** STORED DATA **
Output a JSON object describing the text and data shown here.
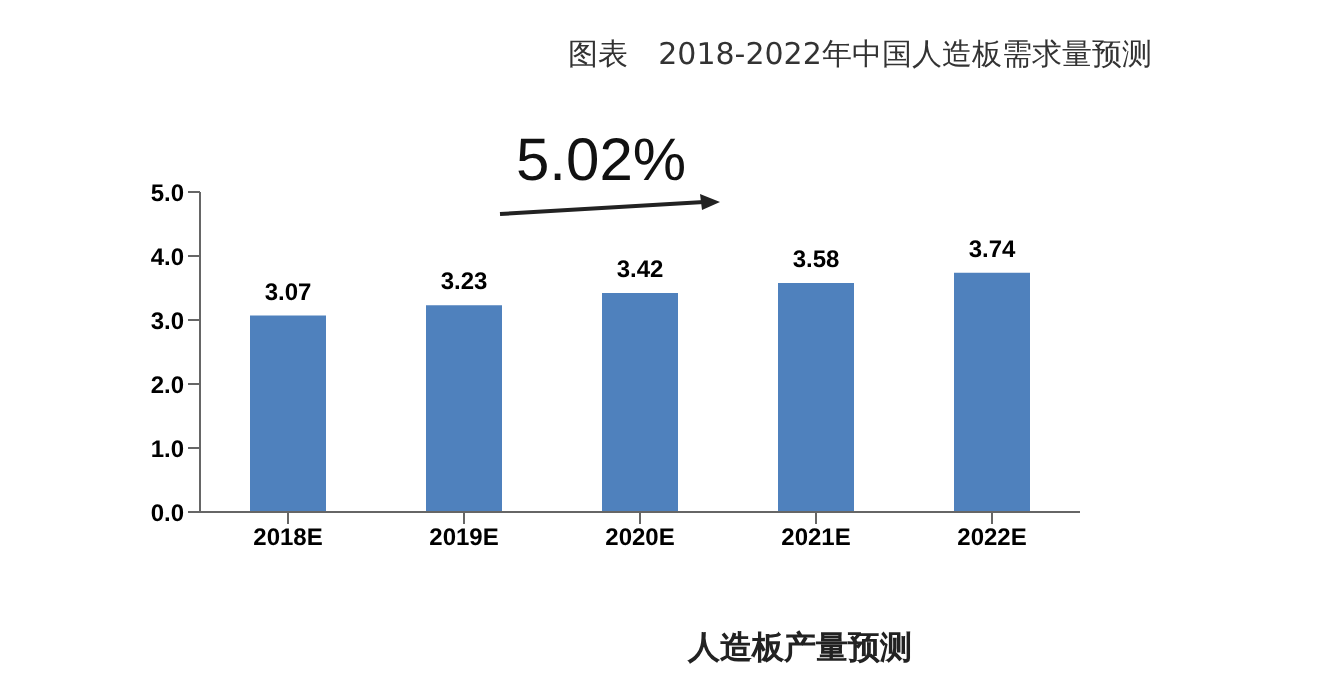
{
  "chart_data": {
    "type": "bar",
    "title": "图表　2018-2022年中国人造板需求量预测",
    "categories": [
      "2018E",
      "2019E",
      "2020E",
      "2021E",
      "2022E"
    ],
    "values": [
      3.07,
      3.23,
      3.42,
      3.58,
      3.74
    ],
    "color": "#4f81bd",
    "ylim": [
      0,
      5
    ],
    "yticks": [
      {
        "value": 0,
        "label": "0.0"
      },
      {
        "value": 1,
        "label": "1.0"
      },
      {
        "value": 2,
        "label": "2.0"
      },
      {
        "value": 3,
        "label": "3.0"
      },
      {
        "value": 4,
        "label": "4.0"
      },
      {
        "value": 5,
        "label": "5.0"
      }
    ],
    "data_labels": true,
    "annotations": [
      "5.02%",
      "人造板产量预测"
    ]
  }
}
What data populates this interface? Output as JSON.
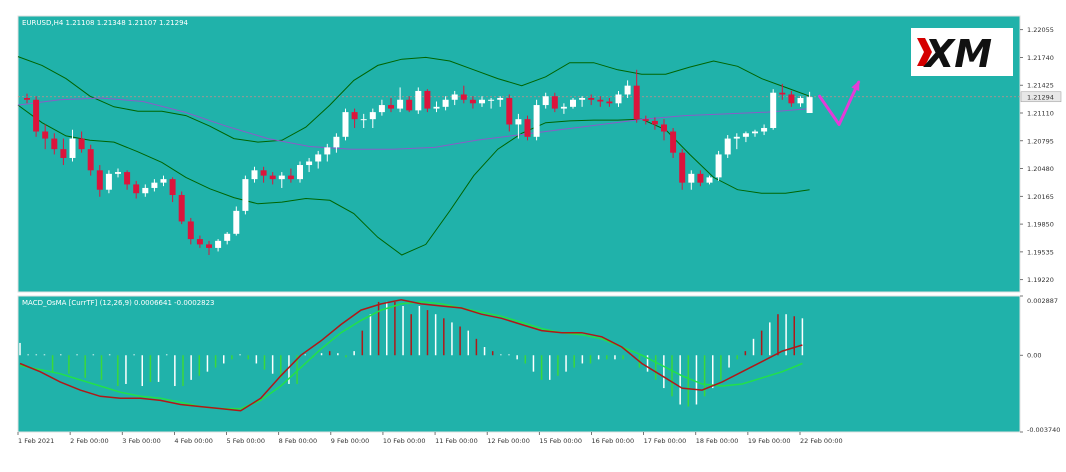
{
  "main_panel": {
    "label": "EURUSD,H4  1.21108 1.21348 1.21107 1.21294",
    "current_price": "1.21294",
    "price_ticks": [
      "1.22055",
      "1.21740",
      "1.21425",
      "1.21110",
      "1.20795",
      "1.20480",
      "1.20165",
      "1.19850",
      "1.19535",
      "1.19220"
    ]
  },
  "macd_panel": {
    "label": "MACD_OsMA [CurrTF] (12,26,9) 0.0006641 -0.0002823",
    "ticks": [
      "0.002887",
      "0.00",
      "-0.003740"
    ]
  },
  "time_axis": {
    "labels": [
      "1 Feb 2021",
      "2 Feb 00:00",
      "3 Feb 00:00",
      "4 Feb 00:00",
      "5 Feb 00:00",
      "8 Feb 00:00",
      "9 Feb 00:00",
      "10 Feb 00:00",
      "11 Feb 00:00",
      "12 Feb 00:00",
      "15 Feb 00:00",
      "16 Feb 00:00",
      "17 Feb 00:00",
      "18 Feb 00:00",
      "19 Feb 00:00",
      "22 Feb 00:00"
    ]
  },
  "logo": {
    "text": "XM"
  },
  "colors": {
    "background": "#20b2aa",
    "bull_candle": "#ffffff",
    "bear_candle": "#dc143c",
    "bands": "#006400",
    "moving_average": "#8a5cc8",
    "macd_line": "#b01818",
    "signal_line": "#22e04a",
    "hist_red": "#b01818",
    "hist_white": "#ffffff",
    "hist_green": "#3ad83a",
    "arrow": "#e43bd8"
  },
  "chart_data": {
    "type": "candlestick",
    "symbol": "EURUSD",
    "timeframe": "H4",
    "title": "EURUSD,H4  1.21108 1.21348 1.21107 1.21294",
    "ylim": [
      1.1908,
      1.2221
    ],
    "candles": [
      {
        "o": 1.2128,
        "h": 1.2133,
        "l": 1.2122,
        "c": 1.2126
      },
      {
        "o": 1.2126,
        "h": 1.213,
        "l": 1.2084,
        "c": 1.209
      },
      {
        "o": 1.209,
        "h": 1.2098,
        "l": 1.207,
        "c": 1.2082
      },
      {
        "o": 1.2082,
        "h": 1.2088,
        "l": 1.2064,
        "c": 1.207
      },
      {
        "o": 1.207,
        "h": 1.2082,
        "l": 1.2052,
        "c": 1.206
      },
      {
        "o": 1.206,
        "h": 1.2092,
        "l": 1.2056,
        "c": 1.2082
      },
      {
        "o": 1.2082,
        "h": 1.209,
        "l": 1.2066,
        "c": 1.207
      },
      {
        "o": 1.207,
        "h": 1.2075,
        "l": 1.204,
        "c": 1.2046
      },
      {
        "o": 1.2046,
        "h": 1.2052,
        "l": 1.2016,
        "c": 1.2024
      },
      {
        "o": 1.2024,
        "h": 1.2046,
        "l": 1.202,
        "c": 1.2042
      },
      {
        "o": 1.2042,
        "h": 1.2048,
        "l": 1.2038,
        "c": 1.2044
      },
      {
        "o": 1.2044,
        "h": 1.2046,
        "l": 1.2024,
        "c": 1.203
      },
      {
        "o": 1.203,
        "h": 1.2034,
        "l": 1.2014,
        "c": 1.202
      },
      {
        "o": 1.202,
        "h": 1.203,
        "l": 1.2016,
        "c": 1.2026
      },
      {
        "o": 1.2026,
        "h": 1.2036,
        "l": 1.2022,
        "c": 1.2032
      },
      {
        "o": 1.2032,
        "h": 1.204,
        "l": 1.2028,
        "c": 1.2036
      },
      {
        "o": 1.2036,
        "h": 1.2038,
        "l": 1.201,
        "c": 1.2018
      },
      {
        "o": 1.2018,
        "h": 1.2022,
        "l": 1.1985,
        "c": 1.1988
      },
      {
        "o": 1.1988,
        "h": 1.1992,
        "l": 1.1962,
        "c": 1.1968
      },
      {
        "o": 1.1968,
        "h": 1.1972,
        "l": 1.1958,
        "c": 1.1962
      },
      {
        "o": 1.1962,
        "h": 1.1966,
        "l": 1.195,
        "c": 1.1958
      },
      {
        "o": 1.1958,
        "h": 1.1968,
        "l": 1.1954,
        "c": 1.1966
      },
      {
        "o": 1.1966,
        "h": 1.1976,
        "l": 1.1962,
        "c": 1.1974
      },
      {
        "o": 1.1974,
        "h": 1.2005,
        "l": 1.1972,
        "c": 1.2
      },
      {
        "o": 1.2,
        "h": 1.204,
        "l": 1.1996,
        "c": 1.2036
      },
      {
        "o": 1.2036,
        "h": 1.205,
        "l": 1.2032,
        "c": 1.2046
      },
      {
        "o": 1.2046,
        "h": 1.205,
        "l": 1.2032,
        "c": 1.204
      },
      {
        "o": 1.204,
        "h": 1.2044,
        "l": 1.203,
        "c": 1.2036
      },
      {
        "o": 1.2036,
        "h": 1.2044,
        "l": 1.2026,
        "c": 1.204
      },
      {
        "o": 1.204,
        "h": 1.2048,
        "l": 1.2032,
        "c": 1.2036
      },
      {
        "o": 1.2036,
        "h": 1.2056,
        "l": 1.2032,
        "c": 1.2052
      },
      {
        "o": 1.2052,
        "h": 1.206,
        "l": 1.2044,
        "c": 1.2056
      },
      {
        "o": 1.2056,
        "h": 1.2068,
        "l": 1.2048,
        "c": 1.2064
      },
      {
        "o": 1.2064,
        "h": 1.2076,
        "l": 1.2056,
        "c": 1.2072
      },
      {
        "o": 1.2072,
        "h": 1.2088,
        "l": 1.2066,
        "c": 1.2084
      },
      {
        "o": 1.2084,
        "h": 1.2116,
        "l": 1.208,
        "c": 1.2112
      },
      {
        "o": 1.2112,
        "h": 1.2116,
        "l": 1.2094,
        "c": 1.2104
      },
      {
        "o": 1.2104,
        "h": 1.211,
        "l": 1.2094,
        "c": 1.2104
      },
      {
        "o": 1.2104,
        "h": 1.2116,
        "l": 1.2094,
        "c": 1.2112
      },
      {
        "o": 1.2112,
        "h": 1.2126,
        "l": 1.2108,
        "c": 1.212
      },
      {
        "o": 1.212,
        "h": 1.2128,
        "l": 1.2112,
        "c": 1.2116
      },
      {
        "o": 1.2116,
        "h": 1.214,
        "l": 1.2112,
        "c": 1.2126
      },
      {
        "o": 1.2126,
        "h": 1.213,
        "l": 1.2112,
        "c": 1.2114
      },
      {
        "o": 1.2114,
        "h": 1.214,
        "l": 1.211,
        "c": 1.2136
      },
      {
        "o": 1.2136,
        "h": 1.2138,
        "l": 1.2112,
        "c": 1.2116
      },
      {
        "o": 1.2116,
        "h": 1.2124,
        "l": 1.2112,
        "c": 1.2118
      },
      {
        "o": 1.2118,
        "h": 1.213,
        "l": 1.2114,
        "c": 1.2126
      },
      {
        "o": 1.2126,
        "h": 1.2136,
        "l": 1.212,
        "c": 1.2132
      },
      {
        "o": 1.2132,
        "h": 1.2142,
        "l": 1.2122,
        "c": 1.2126
      },
      {
        "o": 1.2126,
        "h": 1.213,
        "l": 1.2116,
        "c": 1.2122
      },
      {
        "o": 1.2122,
        "h": 1.213,
        "l": 1.2118,
        "c": 1.2126
      },
      {
        "o": 1.2126,
        "h": 1.2128,
        "l": 1.2116,
        "c": 1.2126
      },
      {
        "o": 1.2126,
        "h": 1.213,
        "l": 1.2118,
        "c": 1.2128
      },
      {
        "o": 1.2128,
        "h": 1.2132,
        "l": 1.209,
        "c": 1.2098
      },
      {
        "o": 1.2098,
        "h": 1.211,
        "l": 1.2082,
        "c": 1.2104
      },
      {
        "o": 1.2104,
        "h": 1.2108,
        "l": 1.208,
        "c": 1.2084
      },
      {
        "o": 1.2084,
        "h": 1.2126,
        "l": 1.208,
        "c": 1.212
      },
      {
        "o": 1.212,
        "h": 1.2134,
        "l": 1.2116,
        "c": 1.213
      },
      {
        "o": 1.213,
        "h": 1.2134,
        "l": 1.2112,
        "c": 1.2116
      },
      {
        "o": 1.2116,
        "h": 1.2122,
        "l": 1.211,
        "c": 1.2118
      },
      {
        "o": 1.2118,
        "h": 1.2128,
        "l": 1.2116,
        "c": 1.2126
      },
      {
        "o": 1.2126,
        "h": 1.213,
        "l": 1.2118,
        "c": 1.2128
      },
      {
        "o": 1.2128,
        "h": 1.2132,
        "l": 1.212,
        "c": 1.2126
      },
      {
        "o": 1.2126,
        "h": 1.213,
        "l": 1.2118,
        "c": 1.2124
      },
      {
        "o": 1.2124,
        "h": 1.2128,
        "l": 1.2118,
        "c": 1.2122
      },
      {
        "o": 1.2122,
        "h": 1.2136,
        "l": 1.2118,
        "c": 1.2132
      },
      {
        "o": 1.2132,
        "h": 1.2148,
        "l": 1.2128,
        "c": 1.2142
      },
      {
        "o": 1.2142,
        "h": 1.216,
        "l": 1.21,
        "c": 1.2104
      },
      {
        "o": 1.2104,
        "h": 1.2108,
        "l": 1.2098,
        "c": 1.2102
      },
      {
        "o": 1.2102,
        "h": 1.2106,
        "l": 1.2092,
        "c": 1.2098
      },
      {
        "o": 1.2098,
        "h": 1.2104,
        "l": 1.208,
        "c": 1.209
      },
      {
        "o": 1.209,
        "h": 1.2094,
        "l": 1.206,
        "c": 1.2066
      },
      {
        "o": 1.2066,
        "h": 1.207,
        "l": 1.2024,
        "c": 1.2032
      },
      {
        "o": 1.2032,
        "h": 1.2046,
        "l": 1.2024,
        "c": 1.2042
      },
      {
        "o": 1.2042,
        "h": 1.2046,
        "l": 1.2028,
        "c": 1.2032
      },
      {
        "o": 1.2032,
        "h": 1.204,
        "l": 1.203,
        "c": 1.2038
      },
      {
        "o": 1.2038,
        "h": 1.2068,
        "l": 1.2034,
        "c": 1.2064
      },
      {
        "o": 1.2064,
        "h": 1.2086,
        "l": 1.206,
        "c": 1.2082
      },
      {
        "o": 1.2082,
        "h": 1.2088,
        "l": 1.207,
        "c": 1.2084
      },
      {
        "o": 1.2084,
        "h": 1.209,
        "l": 1.2078,
        "c": 1.2088
      },
      {
        "o": 1.2088,
        "h": 1.2092,
        "l": 1.2084,
        "c": 1.209
      },
      {
        "o": 1.209,
        "h": 1.2098,
        "l": 1.2086,
        "c": 1.2094
      },
      {
        "o": 1.2094,
        "h": 1.2138,
        "l": 1.2092,
        "c": 1.2134
      },
      {
        "o": 1.2134,
        "h": 1.2144,
        "l": 1.2126,
        "c": 1.2132
      },
      {
        "o": 1.2132,
        "h": 1.2136,
        "l": 1.2118,
        "c": 1.2122
      },
      {
        "o": 1.2122,
        "h": 1.213,
        "l": 1.2118,
        "c": 1.2128
      },
      {
        "o": 1.2111,
        "h": 1.2135,
        "l": 1.2111,
        "c": 1.2129
      }
    ],
    "bands_upper": [
      1.2175,
      1.2165,
      1.215,
      1.213,
      1.2118,
      1.2113,
      1.2113,
      1.2108,
      1.2096,
      1.2082,
      1.2078,
      1.208,
      1.2095,
      1.212,
      1.2148,
      1.2165,
      1.2172,
      1.2174,
      1.217,
      1.216,
      1.215,
      1.2142,
      1.2152,
      1.2168,
      1.2168,
      1.216,
      1.2155,
      1.2155,
      1.2163,
      1.217,
      1.2164,
      1.215,
      1.214,
      1.213
    ],
    "bands_lower": [
      1.212,
      1.21,
      1.2085,
      1.208,
      1.2078,
      1.2067,
      1.2055,
      1.2038,
      1.2025,
      1.2015,
      1.2008,
      1.201,
      1.2014,
      1.2012,
      1.1997,
      1.197,
      1.195,
      1.1962,
      1.2,
      1.204,
      1.207,
      1.2088,
      1.21,
      1.2102,
      1.2103,
      1.2103,
      1.2104,
      1.2092,
      1.2064,
      1.2038,
      1.2024,
      1.202,
      1.202,
      1.2024
    ],
    "moving_average": [
      1.212,
      1.2126,
      1.2128,
      1.2124,
      1.2112,
      1.2096,
      1.2082,
      1.2073,
      1.207,
      1.207,
      1.2072,
      1.208,
      1.2086,
      1.2092,
      1.2098,
      1.2104,
      1.2108,
      1.211,
      1.2112,
      1.2116
    ],
    "macd": {
      "ylim": [
        -0.00374,
        0.002887
      ],
      "histogram": [
        0.0006,
        0.0,
        0.0,
        0.0,
        -0.0008,
        0.0,
        -0.0009,
        0.0,
        -0.0011,
        0.0,
        -0.0012,
        0.0,
        -0.0015,
        -0.0014,
        0.0,
        -0.0015,
        -0.0013,
        -0.0013,
        0.0,
        -0.0015,
        -0.0015,
        -0.0012,
        -0.001,
        -0.0008,
        -0.0006,
        -0.0004,
        -0.0002,
        0.0,
        -0.0002,
        -0.0004,
        -0.0007,
        -0.0009,
        -0.0011,
        -0.0014,
        -0.0014,
        0.0,
        -0.0001,
        0.0001,
        0.0002,
        0.0001,
        -0.0001,
        0.0002,
        0.0012,
        0.002,
        0.0026,
        0.0026,
        0.0026,
        0.0024,
        0.002,
        0.0024,
        0.0022,
        0.002,
        0.0018,
        0.0016,
        0.0014,
        0.0012,
        0.0008,
        0.0004,
        0.0002,
        0.0,
        0.0,
        -0.0002,
        -0.0004,
        -0.0008,
        -0.0012,
        -0.0012,
        -0.001,
        -0.0008,
        -0.0006,
        -0.0004,
        -0.0004,
        -0.0002,
        -0.0002,
        -0.0002,
        -0.0002,
        0.0,
        -0.0006,
        -0.0008,
        -0.0012,
        -0.0016,
        -0.002,
        -0.0024,
        -0.0025,
        -0.0024,
        -0.002,
        -0.0016,
        -0.0012,
        -0.0006,
        -0.0002,
        0.0002,
        0.0008,
        0.0012,
        0.0016,
        0.002,
        0.002,
        0.0019,
        0.0018
      ],
      "macd_line": [
        -0.0004,
        -0.0008,
        -0.0013,
        -0.0017,
        -0.002,
        -0.0021,
        -0.0021,
        -0.0022,
        -0.0024,
        -0.0025,
        -0.0026,
        -0.0027,
        -0.0021,
        -0.001,
        0.0,
        0.0007,
        0.0015,
        0.0022,
        0.0025,
        0.0027,
        0.0025,
        0.0024,
        0.0023,
        0.002,
        0.0018,
        0.0015,
        0.0012,
        0.0011,
        0.0011,
        0.0009,
        0.0004,
        -0.0004,
        -0.001,
        -0.0016,
        -0.0017,
        -0.0013,
        -0.0008,
        -0.0003,
        0.0002,
        0.0005
      ],
      "signal_line": [
        -0.0005,
        -0.0007,
        -0.0009,
        -0.0012,
        -0.0015,
        -0.0018,
        -0.002,
        -0.0021,
        -0.0023,
        -0.0025,
        -0.0026,
        -0.0026,
        -0.0022,
        -0.0015,
        -0.0006,
        0.0003,
        0.0011,
        0.0017,
        0.0022,
        0.0025,
        0.0026,
        0.0025,
        0.0023,
        0.0021,
        0.0019,
        0.0016,
        0.0013,
        0.0011,
        0.001,
        0.0008,
        0.0004,
        0.0,
        -0.0005,
        -0.001,
        -0.0014,
        -0.0015,
        -0.0014,
        -0.0011,
        -0.0008,
        -0.0004
      ]
    },
    "annotation": {
      "shape": "arrow",
      "points": [
        [
          0,
          1.213
        ],
        [
          3,
          1.2098
        ],
        [
          6,
          1.2146
        ]
      ]
    }
  }
}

** EXERCISE PROMPT **
Using the material above, work out how many lines contain the string "Output". Give that number alone.

** RESPONSE BELOW **
2